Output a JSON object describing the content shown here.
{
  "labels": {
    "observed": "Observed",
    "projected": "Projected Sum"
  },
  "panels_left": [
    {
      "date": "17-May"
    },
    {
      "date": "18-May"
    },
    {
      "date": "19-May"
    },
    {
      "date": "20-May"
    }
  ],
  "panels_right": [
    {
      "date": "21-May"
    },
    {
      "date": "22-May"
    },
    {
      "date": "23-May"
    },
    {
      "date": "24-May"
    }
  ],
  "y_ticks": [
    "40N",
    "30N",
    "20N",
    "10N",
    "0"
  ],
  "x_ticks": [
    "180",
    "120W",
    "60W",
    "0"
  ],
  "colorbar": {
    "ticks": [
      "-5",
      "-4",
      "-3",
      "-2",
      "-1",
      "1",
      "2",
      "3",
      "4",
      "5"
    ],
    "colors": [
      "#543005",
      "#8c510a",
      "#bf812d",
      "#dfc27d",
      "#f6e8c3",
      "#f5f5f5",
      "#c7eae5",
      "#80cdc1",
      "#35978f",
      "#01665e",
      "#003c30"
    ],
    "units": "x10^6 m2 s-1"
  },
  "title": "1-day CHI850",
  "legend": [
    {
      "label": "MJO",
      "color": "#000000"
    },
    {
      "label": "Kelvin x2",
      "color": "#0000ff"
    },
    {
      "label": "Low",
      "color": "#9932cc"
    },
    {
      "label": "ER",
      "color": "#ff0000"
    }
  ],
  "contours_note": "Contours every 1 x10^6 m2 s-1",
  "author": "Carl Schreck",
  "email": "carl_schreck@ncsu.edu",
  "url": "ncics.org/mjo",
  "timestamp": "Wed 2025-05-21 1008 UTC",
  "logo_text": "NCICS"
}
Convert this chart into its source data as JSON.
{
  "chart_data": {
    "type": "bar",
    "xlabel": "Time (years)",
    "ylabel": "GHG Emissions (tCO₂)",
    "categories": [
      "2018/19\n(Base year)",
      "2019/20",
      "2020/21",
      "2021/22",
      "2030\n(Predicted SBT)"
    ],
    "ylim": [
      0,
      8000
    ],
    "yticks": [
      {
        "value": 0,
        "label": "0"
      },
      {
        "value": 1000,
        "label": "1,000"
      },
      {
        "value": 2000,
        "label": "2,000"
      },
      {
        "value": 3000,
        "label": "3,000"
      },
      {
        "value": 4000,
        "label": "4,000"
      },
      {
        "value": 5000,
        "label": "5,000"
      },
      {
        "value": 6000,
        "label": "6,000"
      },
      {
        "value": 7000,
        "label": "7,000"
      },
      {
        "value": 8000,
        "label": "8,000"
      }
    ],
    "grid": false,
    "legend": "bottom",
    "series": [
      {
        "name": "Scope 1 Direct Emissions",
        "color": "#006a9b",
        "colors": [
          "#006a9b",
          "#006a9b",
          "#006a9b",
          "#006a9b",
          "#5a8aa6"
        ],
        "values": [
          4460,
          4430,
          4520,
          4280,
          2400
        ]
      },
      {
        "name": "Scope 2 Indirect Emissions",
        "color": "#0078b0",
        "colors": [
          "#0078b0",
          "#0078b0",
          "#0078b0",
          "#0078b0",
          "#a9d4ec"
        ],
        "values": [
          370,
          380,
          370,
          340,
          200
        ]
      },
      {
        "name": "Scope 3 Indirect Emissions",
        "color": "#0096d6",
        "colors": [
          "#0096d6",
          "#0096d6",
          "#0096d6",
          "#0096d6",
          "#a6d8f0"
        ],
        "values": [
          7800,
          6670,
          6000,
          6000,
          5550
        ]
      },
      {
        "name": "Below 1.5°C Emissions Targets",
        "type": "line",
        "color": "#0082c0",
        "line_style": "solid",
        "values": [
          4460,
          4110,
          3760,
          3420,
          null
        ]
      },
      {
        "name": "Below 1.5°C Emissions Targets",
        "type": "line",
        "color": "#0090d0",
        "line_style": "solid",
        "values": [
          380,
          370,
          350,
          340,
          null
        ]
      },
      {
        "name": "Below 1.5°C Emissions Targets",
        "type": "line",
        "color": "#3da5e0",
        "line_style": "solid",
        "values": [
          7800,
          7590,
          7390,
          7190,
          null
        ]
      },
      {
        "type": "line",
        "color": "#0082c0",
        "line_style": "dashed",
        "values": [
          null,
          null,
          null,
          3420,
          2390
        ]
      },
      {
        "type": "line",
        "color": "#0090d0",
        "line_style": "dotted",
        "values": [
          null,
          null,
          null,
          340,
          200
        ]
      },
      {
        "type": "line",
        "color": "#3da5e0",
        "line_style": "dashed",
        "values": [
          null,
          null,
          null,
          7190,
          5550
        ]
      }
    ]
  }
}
○ ○ ○ ○
Reply with one number only, the count of lines above that hold the string "date".

8